*Given request*
Filter the entries, keeping every line with the word "Kammer".

— start —

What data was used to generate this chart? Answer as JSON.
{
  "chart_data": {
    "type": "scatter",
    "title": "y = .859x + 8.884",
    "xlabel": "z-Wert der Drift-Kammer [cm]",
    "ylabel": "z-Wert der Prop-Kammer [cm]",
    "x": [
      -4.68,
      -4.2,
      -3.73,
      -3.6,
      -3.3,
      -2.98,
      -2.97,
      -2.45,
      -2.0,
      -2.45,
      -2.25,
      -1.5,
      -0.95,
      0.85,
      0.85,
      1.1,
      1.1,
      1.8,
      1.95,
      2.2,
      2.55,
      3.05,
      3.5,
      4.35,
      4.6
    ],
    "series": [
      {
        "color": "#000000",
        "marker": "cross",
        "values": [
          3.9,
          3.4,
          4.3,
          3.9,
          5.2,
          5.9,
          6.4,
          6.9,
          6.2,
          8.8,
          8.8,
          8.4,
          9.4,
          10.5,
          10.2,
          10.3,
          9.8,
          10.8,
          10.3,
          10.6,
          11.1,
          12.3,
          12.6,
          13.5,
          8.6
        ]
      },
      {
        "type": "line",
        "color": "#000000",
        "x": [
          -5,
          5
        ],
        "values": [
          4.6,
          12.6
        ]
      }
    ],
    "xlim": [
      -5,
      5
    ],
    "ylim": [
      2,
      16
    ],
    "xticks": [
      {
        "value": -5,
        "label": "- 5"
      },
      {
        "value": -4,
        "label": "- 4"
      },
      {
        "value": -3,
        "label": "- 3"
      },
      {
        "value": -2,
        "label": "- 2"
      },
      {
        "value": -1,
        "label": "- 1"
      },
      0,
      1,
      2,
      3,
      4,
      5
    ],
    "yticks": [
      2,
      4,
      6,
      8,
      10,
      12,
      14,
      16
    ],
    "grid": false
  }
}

— end —

*Output for this exercise*
    "xlabel": "z-Wert der Drift-Kammer [cm]",
    "ylabel": "z-Wert der Prop-Kammer [cm]",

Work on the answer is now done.